* Begin *

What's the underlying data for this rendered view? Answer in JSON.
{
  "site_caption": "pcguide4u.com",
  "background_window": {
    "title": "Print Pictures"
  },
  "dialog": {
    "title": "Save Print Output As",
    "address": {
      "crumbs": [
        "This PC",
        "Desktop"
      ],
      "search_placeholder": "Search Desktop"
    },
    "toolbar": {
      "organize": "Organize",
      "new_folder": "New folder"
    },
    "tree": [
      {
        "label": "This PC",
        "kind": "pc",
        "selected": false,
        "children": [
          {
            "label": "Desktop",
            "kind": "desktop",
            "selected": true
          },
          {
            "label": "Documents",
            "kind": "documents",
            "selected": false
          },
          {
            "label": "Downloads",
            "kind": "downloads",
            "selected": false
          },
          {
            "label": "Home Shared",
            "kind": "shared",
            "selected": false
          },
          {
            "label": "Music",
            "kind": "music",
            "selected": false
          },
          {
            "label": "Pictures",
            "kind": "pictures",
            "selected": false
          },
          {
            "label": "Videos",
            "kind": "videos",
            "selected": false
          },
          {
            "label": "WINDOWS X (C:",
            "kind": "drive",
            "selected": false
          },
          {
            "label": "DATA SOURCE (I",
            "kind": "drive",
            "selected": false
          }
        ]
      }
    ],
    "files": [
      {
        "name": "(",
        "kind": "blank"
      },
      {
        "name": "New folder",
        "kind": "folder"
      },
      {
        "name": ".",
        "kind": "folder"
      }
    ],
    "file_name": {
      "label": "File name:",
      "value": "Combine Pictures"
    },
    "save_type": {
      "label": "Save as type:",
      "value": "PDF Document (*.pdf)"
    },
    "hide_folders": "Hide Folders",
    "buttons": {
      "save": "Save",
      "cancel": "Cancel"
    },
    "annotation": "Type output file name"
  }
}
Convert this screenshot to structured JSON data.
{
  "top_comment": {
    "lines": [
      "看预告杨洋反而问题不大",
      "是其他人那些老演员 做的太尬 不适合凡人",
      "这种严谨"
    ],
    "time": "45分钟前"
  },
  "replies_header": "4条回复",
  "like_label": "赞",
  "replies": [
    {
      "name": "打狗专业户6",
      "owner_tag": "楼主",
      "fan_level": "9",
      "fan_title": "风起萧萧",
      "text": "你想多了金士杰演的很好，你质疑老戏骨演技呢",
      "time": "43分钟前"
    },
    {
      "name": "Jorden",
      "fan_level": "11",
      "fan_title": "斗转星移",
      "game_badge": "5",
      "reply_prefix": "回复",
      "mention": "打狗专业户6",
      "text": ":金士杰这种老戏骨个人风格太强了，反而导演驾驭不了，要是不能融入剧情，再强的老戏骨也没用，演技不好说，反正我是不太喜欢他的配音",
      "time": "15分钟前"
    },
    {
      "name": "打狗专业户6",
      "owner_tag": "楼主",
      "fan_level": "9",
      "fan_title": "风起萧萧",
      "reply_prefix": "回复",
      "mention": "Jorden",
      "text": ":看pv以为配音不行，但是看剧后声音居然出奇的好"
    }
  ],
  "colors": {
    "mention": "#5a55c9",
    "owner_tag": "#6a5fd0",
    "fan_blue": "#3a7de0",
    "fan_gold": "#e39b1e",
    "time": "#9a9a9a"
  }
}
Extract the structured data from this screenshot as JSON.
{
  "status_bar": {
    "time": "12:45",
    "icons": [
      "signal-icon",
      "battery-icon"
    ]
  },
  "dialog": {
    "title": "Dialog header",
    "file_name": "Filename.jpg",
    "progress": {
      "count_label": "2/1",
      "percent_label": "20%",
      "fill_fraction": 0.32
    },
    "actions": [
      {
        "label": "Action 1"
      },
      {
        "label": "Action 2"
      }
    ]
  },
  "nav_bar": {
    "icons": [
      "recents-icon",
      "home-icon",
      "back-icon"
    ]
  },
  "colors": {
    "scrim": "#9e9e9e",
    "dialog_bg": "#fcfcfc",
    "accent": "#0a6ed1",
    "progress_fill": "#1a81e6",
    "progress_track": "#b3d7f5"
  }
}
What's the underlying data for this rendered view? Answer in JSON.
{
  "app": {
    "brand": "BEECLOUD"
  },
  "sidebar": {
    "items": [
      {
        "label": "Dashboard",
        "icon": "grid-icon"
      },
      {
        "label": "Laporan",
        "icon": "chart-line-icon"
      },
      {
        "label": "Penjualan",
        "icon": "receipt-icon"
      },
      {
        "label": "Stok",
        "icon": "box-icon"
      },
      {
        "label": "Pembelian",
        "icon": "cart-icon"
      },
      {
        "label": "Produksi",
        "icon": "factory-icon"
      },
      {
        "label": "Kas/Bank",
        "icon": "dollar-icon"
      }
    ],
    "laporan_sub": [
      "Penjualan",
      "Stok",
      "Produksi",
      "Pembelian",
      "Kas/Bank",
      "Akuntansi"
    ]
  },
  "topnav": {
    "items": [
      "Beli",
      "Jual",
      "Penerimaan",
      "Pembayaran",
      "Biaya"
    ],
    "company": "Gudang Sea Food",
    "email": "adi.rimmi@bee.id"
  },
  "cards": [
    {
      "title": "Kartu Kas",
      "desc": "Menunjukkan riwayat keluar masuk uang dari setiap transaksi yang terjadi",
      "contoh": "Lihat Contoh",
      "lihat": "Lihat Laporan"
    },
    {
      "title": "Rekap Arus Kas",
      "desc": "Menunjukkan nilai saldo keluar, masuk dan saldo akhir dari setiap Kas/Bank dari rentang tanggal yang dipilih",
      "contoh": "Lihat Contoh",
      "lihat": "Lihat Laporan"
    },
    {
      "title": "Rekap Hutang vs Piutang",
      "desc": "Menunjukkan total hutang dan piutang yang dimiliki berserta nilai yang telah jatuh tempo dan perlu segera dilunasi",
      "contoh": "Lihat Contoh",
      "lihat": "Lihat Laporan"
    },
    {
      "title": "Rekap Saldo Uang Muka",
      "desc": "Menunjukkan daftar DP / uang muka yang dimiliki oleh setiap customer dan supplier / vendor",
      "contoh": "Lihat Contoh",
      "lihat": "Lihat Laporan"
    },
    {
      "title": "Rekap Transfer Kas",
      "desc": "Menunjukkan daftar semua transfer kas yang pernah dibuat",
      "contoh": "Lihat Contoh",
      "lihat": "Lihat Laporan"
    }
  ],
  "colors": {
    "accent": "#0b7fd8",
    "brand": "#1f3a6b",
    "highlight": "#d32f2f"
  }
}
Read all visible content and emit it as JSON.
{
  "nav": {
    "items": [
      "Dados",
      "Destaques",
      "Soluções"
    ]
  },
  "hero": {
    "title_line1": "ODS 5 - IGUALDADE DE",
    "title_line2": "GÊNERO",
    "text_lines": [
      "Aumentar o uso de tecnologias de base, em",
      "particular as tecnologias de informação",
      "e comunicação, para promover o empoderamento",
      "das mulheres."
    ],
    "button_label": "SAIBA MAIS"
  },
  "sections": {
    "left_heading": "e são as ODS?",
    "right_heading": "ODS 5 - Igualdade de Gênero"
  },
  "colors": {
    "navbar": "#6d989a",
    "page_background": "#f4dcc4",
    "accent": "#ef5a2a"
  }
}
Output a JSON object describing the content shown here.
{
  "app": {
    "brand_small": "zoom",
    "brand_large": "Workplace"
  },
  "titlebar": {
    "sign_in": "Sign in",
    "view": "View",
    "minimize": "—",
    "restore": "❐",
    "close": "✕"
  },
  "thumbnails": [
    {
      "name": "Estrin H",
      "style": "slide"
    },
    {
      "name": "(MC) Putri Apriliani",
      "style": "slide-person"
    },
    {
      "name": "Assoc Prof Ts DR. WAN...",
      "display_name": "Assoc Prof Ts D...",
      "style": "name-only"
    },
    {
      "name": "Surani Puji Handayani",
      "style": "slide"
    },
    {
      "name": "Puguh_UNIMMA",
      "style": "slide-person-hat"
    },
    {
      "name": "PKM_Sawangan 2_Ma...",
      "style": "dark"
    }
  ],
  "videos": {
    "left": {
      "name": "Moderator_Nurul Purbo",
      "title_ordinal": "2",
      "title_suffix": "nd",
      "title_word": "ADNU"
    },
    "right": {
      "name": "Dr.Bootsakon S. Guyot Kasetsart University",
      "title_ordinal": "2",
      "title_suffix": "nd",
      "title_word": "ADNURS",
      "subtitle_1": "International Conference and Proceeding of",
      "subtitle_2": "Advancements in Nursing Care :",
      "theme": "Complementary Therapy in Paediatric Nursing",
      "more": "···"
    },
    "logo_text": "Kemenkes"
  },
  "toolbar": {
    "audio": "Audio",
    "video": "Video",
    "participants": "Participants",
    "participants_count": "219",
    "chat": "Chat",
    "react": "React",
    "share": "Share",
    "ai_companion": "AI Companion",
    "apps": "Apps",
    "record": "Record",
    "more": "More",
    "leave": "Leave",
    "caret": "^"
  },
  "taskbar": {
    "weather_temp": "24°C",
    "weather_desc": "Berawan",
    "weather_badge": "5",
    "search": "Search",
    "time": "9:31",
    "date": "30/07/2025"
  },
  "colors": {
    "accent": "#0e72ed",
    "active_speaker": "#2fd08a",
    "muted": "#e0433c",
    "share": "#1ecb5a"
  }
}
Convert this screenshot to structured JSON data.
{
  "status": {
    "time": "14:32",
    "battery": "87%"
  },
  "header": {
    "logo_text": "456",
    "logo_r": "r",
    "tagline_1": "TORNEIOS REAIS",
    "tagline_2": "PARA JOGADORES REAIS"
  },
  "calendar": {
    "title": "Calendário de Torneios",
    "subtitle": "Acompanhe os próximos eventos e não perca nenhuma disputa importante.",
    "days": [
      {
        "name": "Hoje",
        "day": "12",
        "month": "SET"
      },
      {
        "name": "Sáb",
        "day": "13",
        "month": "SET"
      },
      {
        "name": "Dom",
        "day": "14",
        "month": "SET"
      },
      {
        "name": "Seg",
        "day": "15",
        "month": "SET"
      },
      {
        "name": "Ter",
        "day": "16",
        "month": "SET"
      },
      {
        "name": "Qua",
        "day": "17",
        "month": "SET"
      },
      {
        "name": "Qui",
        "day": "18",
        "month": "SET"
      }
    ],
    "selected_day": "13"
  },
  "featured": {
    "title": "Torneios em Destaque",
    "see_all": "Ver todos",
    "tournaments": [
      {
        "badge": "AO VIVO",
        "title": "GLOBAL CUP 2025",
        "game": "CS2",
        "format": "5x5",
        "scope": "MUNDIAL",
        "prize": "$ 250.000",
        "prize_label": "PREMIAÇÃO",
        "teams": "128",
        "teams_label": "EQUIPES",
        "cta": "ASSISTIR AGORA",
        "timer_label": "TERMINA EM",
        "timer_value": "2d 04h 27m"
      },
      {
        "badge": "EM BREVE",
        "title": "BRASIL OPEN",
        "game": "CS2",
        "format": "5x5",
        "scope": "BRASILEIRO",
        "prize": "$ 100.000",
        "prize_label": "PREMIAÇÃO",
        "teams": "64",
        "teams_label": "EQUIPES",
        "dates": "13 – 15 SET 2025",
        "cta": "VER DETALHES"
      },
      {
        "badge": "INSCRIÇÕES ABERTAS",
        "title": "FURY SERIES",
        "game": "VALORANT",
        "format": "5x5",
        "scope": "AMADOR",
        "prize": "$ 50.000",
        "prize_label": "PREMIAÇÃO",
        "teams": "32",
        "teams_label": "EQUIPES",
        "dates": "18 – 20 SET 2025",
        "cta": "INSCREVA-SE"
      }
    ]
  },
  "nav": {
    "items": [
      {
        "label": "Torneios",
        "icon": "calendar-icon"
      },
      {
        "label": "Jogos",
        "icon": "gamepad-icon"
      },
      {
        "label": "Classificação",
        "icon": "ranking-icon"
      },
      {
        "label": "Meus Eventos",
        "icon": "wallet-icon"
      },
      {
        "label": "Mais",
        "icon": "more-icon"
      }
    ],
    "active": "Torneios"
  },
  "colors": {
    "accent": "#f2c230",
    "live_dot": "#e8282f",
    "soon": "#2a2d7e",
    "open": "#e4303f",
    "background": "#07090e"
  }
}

* End *

Written instruction: In the listing, find each line with the string "Menunjukkan" and copy it.

The response:
      "desc": "Menunjukkan riwayat keluar masuk uang dari setiap transaksi yang terjadi",
      "desc": "Menunjukkan nilai saldo keluar, masuk dan saldo akhir dari setiap Kas/Bank dari rentang tanggal yang dipilih",
      "desc": "Menunjukkan total hutang dan piutang yang dimiliki berserta nilai yang telah jatuh tempo dan perlu segera dilunasi",
      "desc": "Menunjukkan daftar DP / uang muka yang dimiliki oleh setiap customer dan supplier / vendor",
      "desc": "Menunjukkan daftar semua transfer kas yang pernah dibuat",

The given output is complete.